* TASK DETAILS
Every line of the material that follows must be printed again exactly.
* Begin MATERIAL FOR THE TASK *
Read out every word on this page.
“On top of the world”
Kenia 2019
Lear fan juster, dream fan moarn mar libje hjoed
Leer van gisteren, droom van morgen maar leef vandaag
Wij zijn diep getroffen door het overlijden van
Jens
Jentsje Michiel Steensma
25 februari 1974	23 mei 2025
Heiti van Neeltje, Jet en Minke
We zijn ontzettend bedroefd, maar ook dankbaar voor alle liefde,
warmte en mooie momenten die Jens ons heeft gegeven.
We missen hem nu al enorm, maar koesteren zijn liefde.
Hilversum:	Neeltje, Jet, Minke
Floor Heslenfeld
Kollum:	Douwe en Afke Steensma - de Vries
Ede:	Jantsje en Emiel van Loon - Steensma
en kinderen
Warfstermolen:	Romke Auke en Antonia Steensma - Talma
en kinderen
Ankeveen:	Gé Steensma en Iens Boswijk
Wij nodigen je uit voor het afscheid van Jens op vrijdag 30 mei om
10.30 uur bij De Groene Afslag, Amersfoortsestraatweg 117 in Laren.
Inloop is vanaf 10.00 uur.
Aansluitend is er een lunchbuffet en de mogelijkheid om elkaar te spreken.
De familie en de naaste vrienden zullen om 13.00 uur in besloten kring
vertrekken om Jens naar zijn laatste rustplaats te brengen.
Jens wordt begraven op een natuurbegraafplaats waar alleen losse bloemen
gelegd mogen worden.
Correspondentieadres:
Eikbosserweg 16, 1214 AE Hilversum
* End MATERIAL FOR THE TASK *
* RESPONSE
Read out every word on this page.
“On top of the world”
Kenia 2019
Lear fan juster, dream fan moarn mar libje hjoed
Leer van gisteren, droom van morgen maar leef vandaag
Wij zijn diep getroffen door het overlijden van
Jens
Jentsje Michiel Steensma
25 februari 1974	23 mei 2025
Heiti van Neeltje, Jet en Minke
We zijn ontzettend bedroefd, maar ook dankbaar voor alle liefde,
warmte en mooie momenten die Jens ons heeft gegeven.
We missen hem nu al enorm, maar koesteren zijn liefde.
Hilversum:	Neeltje, Jet, Minke
Floor Heslenfeld
Kollum:	Douwe en Afke Steensma - de Vries
Ede:	Jantsje en Emiel van Loon - Steensma
en kinderen
Warfstermolen:	Romke Auke en Antonia Steensma - Talma
en kinderen
Ankeveen:	Gé Steensma en Iens Boswijk
Wij nodigen je uit voor het afscheid van Jens op vrijdag 30 mei om
10.30 uur bij De Groene Afslag, Amersfoortsestraatweg 117 in Laren.
Inloop is vanaf 10.00 uur.
Aansluitend is er een lunchbuffet en de mogelijkheid om elkaar te spreken.
De familie en de naaste vrienden zullen om 13.00 uur in besloten kring
vertrekken om Jens naar zijn laatste rustplaats te brengen.
Jens wordt begraven op een natuurbegraafplaats waar alleen losse bloemen
gelegd mogen worden.
Correspondentieadres:
Eikbosserweg 16, 1214 AE Hilversum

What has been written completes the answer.